Document passage =

········

If you are in London over the next few months, Samarra will be featuring in a couple of Islamic art events. Fatma Dahmani will be talking to the Islamic Art Circle at SOAS, University of London, on the topic “Rediscovering Samarra and its Paintings: A Glimpse into the World Behind Abbasid Walls”, on Thursday, 13 October 2016 at 7pm in the Khalili Lecture Theatre – all are welcome. Further details can be found on the Islamic Art Circle website. The BM’s Samarra collection will also feature in one of the handling sessions being organised in conjunction with the upcoming Historians of Islamic Art Association biennial symposium, which will take place at the Courtauld Institute from 20th to 22nd October. You can find details of the programme here – remaining places are limited, so sign up soon if you haven’t already! We hope to see our Samarra fans at one or other of these events!


Rosalind Wade Haddon

Friday, 12 June 2015

PROGRESS REPORT ON SAMARRA FINDS IN THE BRITISH MUSEUM

Work began on cataloguing the Herzfeld Samarra Finds in the British Museum's collection on 8 July 2014. As for the V&A, this involves preparing images for the museum's online database, checking all the descriptive details and adding in vital information on the find spots now available through the digitisation of Herzfeld's excavation records in the Smithsonian. The museum holds some 3,000 fragmentary objects, many of which are inscribed with one of Herzfeld's red find numbers. For example, information on this piece of marble in the Finds' Journal tells us that it is one of several pieces of carved marble found on a walk around Quwayr (al-Wāthiq's [r.842-847] palace west of the Dar al-Khilafa overlooking the Tigris, facing Qasr al-͑Āshiq, and also known as al-Harūniyya). Unusually Herzfeld indicated the findspot in full on the object - I can imagine him writing 'Quwair' before pocketing it so that he would not forget, as he encountered more and more fragmentary pieces!

OA+.10845, I.-N.517
The cataloguing process is carried out in the Students' Arched Room, in natural daylight. Trays are brought up from storage, and the finds gradually processed and then the details added to the online database.

Students' Arched Room
March brought the exciting news of a generous gift from the Albukhary Foundation in Malaysia to re-present the Islamic Galleries in the heart of the museum. For Samarra this means an opportunity for the Herzfeld Finds to be displayed in a comprehensive manner, with additional data panels to be available digitally and the ability for visitors to download all this information onto portable devices such as phones or tablets. So the wider picture will be conveyed by simple digital means and the objects will be viewed as part of a much bigger, more comprehensible culture.
This gift is a wonderful opportunity for object conservation and the first five wall painting and carved (and part moulded) plaster fragments are now in the museum's stone conservation laboratory being prepared for this lengthy process. These were taken from a 'wish list' of the first 20 objects to be conserved. They are now the responsibility of conservators Tracey Sweek, Alexa Clifford, Tomasina Munden and Stefanie Vasilou who will clean, stabilise, and study them closely to see if they can garner further formation - such as traces of pigments on the carved plaster, pigment analysis on the wall paintings - and be prepared for future display. See Victor Borges' and Lucia Burgio's earlier blogs for this process in the V&A.

········

Recorded information =
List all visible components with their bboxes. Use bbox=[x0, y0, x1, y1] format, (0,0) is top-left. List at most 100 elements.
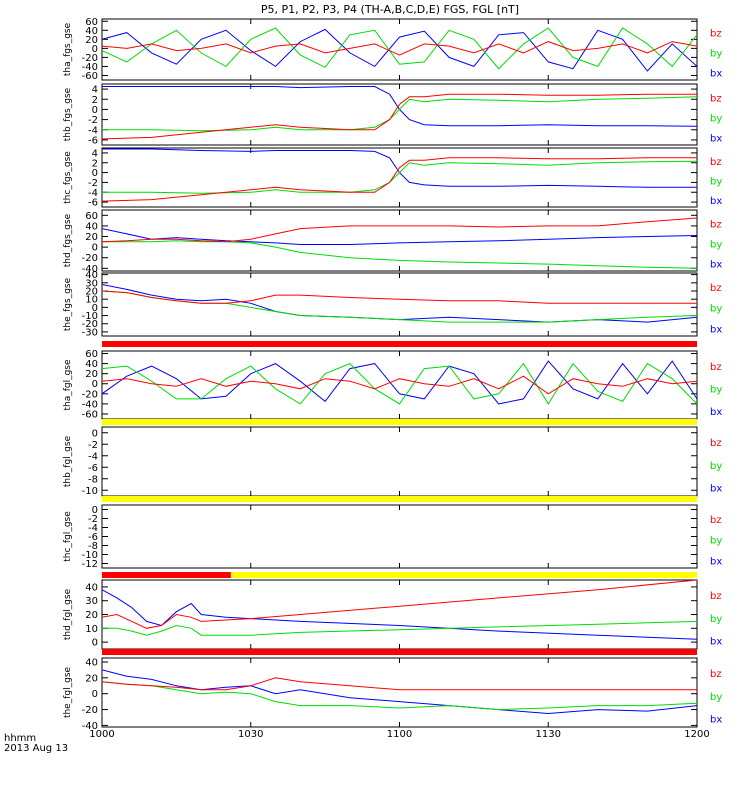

········

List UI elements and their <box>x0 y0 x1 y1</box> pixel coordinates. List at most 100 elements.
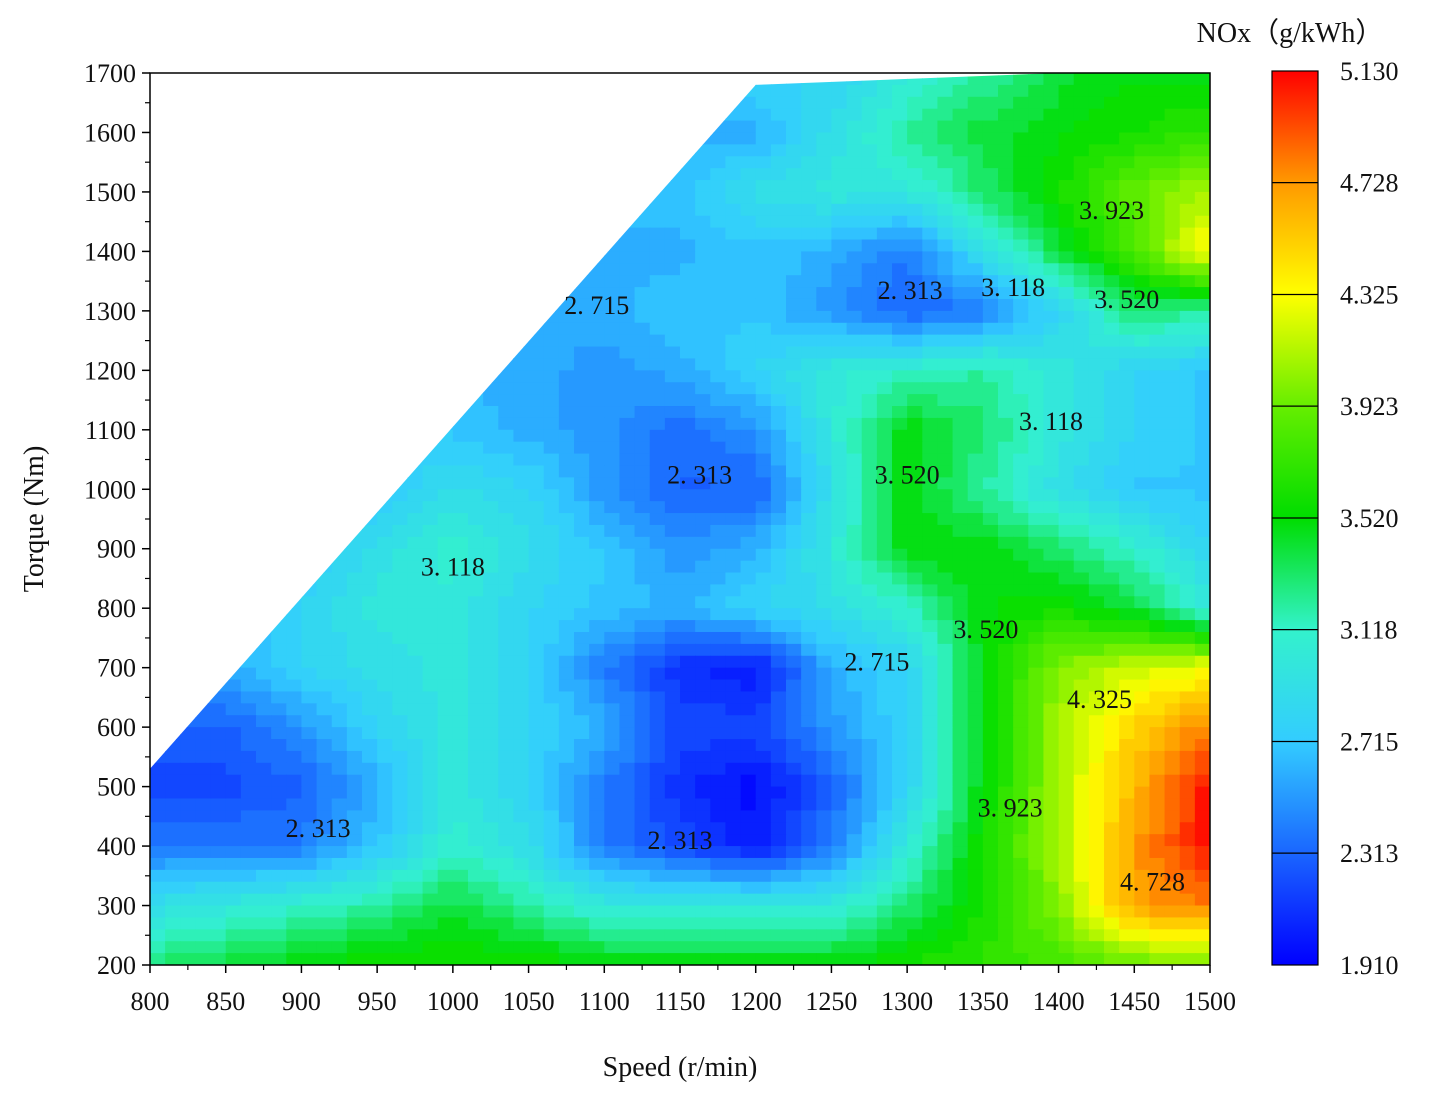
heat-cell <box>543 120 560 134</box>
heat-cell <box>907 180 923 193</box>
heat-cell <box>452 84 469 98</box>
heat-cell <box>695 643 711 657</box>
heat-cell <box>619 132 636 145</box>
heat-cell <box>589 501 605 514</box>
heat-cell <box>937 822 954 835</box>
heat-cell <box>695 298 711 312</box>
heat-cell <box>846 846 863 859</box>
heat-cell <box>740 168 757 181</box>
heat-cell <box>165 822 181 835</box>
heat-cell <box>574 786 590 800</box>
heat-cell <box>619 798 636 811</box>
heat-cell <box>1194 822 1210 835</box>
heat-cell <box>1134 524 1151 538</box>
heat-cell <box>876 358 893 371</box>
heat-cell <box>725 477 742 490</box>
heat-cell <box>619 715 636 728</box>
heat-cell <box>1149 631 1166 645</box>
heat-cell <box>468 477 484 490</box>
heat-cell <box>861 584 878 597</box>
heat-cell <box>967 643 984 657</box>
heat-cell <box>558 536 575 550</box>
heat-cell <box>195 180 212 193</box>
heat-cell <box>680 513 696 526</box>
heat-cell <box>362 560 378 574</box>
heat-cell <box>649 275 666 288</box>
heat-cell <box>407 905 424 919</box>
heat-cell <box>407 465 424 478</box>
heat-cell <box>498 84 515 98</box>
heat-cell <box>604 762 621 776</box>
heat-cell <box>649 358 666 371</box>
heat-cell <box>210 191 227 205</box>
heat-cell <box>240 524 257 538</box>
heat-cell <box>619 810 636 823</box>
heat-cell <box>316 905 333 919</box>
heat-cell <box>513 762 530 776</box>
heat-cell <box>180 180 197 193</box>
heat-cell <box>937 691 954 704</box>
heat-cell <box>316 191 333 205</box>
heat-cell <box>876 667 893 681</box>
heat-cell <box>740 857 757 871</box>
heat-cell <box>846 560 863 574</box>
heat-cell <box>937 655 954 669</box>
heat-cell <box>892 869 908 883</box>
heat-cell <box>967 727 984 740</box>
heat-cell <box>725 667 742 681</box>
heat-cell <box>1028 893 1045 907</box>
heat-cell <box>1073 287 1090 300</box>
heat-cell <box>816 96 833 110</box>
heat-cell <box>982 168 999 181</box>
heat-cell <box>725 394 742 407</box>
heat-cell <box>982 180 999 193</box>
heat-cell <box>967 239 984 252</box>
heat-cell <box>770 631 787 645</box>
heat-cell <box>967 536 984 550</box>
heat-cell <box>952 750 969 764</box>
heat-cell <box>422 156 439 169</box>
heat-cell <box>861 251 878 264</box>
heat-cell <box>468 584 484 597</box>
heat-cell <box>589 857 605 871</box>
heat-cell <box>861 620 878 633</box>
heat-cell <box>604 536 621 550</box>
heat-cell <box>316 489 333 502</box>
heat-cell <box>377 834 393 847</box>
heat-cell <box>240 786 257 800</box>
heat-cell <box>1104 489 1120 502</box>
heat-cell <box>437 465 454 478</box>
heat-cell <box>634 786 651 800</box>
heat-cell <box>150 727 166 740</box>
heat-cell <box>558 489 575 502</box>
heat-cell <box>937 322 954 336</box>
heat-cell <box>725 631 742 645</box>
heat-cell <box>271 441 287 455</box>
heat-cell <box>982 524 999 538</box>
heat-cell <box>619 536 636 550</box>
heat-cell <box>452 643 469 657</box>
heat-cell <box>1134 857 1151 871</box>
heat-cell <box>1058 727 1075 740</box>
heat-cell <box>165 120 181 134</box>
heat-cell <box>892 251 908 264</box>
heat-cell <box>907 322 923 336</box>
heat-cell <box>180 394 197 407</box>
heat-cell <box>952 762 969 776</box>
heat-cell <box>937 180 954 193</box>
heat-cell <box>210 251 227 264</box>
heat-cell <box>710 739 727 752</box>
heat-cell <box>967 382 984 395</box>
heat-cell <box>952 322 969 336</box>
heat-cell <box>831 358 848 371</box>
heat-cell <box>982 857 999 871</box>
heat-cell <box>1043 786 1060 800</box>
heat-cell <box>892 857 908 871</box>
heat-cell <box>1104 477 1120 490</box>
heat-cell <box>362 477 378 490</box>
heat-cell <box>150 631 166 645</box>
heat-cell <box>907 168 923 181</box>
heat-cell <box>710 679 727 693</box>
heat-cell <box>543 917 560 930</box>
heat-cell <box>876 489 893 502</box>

········

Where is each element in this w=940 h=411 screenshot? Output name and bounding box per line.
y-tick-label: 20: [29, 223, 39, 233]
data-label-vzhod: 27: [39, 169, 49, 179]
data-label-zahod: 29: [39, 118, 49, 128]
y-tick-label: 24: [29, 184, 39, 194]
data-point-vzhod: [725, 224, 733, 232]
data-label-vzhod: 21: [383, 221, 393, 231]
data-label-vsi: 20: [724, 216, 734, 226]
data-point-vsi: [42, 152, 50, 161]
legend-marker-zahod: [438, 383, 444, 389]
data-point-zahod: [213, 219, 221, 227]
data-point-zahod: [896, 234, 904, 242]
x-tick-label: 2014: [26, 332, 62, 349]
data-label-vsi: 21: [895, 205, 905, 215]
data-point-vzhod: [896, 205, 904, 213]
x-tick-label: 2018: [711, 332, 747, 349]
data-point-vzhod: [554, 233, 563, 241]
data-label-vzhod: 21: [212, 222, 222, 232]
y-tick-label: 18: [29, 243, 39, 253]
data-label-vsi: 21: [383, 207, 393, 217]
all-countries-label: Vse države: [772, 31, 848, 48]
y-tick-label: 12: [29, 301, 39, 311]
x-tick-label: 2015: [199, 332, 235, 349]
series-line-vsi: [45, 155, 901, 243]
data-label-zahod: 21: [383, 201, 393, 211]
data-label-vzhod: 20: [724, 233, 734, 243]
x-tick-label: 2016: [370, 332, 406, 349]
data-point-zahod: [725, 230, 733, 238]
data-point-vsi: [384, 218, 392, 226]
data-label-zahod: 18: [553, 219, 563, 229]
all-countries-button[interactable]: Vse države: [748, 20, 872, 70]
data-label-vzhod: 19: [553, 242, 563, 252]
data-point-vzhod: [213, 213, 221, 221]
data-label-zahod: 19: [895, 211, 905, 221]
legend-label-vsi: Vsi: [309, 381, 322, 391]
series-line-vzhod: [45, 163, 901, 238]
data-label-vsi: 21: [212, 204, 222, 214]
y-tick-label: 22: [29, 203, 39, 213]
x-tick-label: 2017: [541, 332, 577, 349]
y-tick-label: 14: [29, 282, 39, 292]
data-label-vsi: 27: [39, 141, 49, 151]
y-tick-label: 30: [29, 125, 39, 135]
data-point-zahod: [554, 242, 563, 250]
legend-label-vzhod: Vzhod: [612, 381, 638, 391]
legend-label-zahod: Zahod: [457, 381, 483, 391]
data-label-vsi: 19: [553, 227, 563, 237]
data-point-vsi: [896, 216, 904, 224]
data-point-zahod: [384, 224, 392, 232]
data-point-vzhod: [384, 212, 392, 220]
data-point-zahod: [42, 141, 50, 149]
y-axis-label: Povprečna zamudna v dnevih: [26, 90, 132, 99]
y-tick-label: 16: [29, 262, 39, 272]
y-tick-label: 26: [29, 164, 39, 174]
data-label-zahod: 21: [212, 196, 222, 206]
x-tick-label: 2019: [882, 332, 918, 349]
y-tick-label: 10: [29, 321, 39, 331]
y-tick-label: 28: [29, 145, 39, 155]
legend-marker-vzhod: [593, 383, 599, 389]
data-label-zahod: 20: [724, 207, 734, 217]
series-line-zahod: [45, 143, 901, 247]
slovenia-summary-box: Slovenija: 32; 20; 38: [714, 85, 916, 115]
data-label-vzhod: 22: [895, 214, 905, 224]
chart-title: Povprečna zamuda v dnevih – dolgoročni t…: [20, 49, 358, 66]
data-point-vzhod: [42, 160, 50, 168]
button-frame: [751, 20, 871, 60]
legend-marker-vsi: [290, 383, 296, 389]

········

To-do list =
• a. Answer these questions using the text on the Samarra finds:
(i) On what date did cataloguing of the Herzfeld Samarra Finds in the British Museum's collection begin?
(ii) In which room is the cataloguing carried out?
(iii) At which institution will the Historians of Islamic Art Association biennial symposium take place?
• b. In the text on the Samarra finds, swap "Khalili Lecture Theatre" for "Brunei Gallery" and write out the section that begins at the words "If you are in" and ends after "of these events!".
• c. Carry on the text about the Samarra finds in the British Museum from its last sentence.

Response list =
• a.
(i) 8 July 2014
(ii) The Students' Arched Room
(iii) The Courtauld Institute

• b.
If you are in London over the next few months, Samarra will be featuring in a couple of Islamic art events. Fatma Dahmani will be talking to the Islamic Art Circle at SOAS, University of London, on the topic “Rediscovering Samarra and its Paintings: A Glimpse into the World Behind Abbasid Walls”, on Thursday, 13 October 2016 at 7pm in the Brunei Gallery – all are welcome. Further details can be found on the Islamic Art Circle website. The BM’s Samarra collection will also feature in one of the handling sessions being organised in conjunction with the upcoming Historians of Islamic Art Association biennial symposium, which will take place at the Courtauld Institute from 20th to 22nd October. You can find details of the programme here – remaining places are limited, so sign up soon if you haven’t already! We hope to see our Samarra fans at one or other of these events!

• c.
Conservators (l to r) Tomasina Munden, Tracey Sweek, Alexa Clifford and curator Mahmoud al-Hawari on our visit to Stone Conservation

A further visit was made to the conservation laboratory on 4 June 2015, where incredible progress has already been made on the objects undergoing cleaning and stabilising.

OA+.11177.1 - painted and gilded plaster with one half cleaned with a 'smoke sponge'





OA+.10992 - before (top) now cleaned and stabilised (bottom)- this was originally in a bath just to the west of the Great Mosque


OA+.11010 - traces of red pigment were found on the deeply cut flat areas, behind the volutes and the conservators found evidence for part of the decoration being moulded

Tracey Sweek explained that the initial cleaning is carried out with a 'smoke sponge' - an efficient and non-invasive means of dry cleaning and removing the layers of accumulated dirt. She told us that the gold leaf gilding (see OA+11177.1)is definitely 'water gilding' and not an oil-based one. She has also identified red pigment on the ground backing the deeply-cut volutes that formed the decorative friezes (OA+.11010) in the Dar al-Khilafa's Bab al-͑Amma, or main monumental entrance way on the river side.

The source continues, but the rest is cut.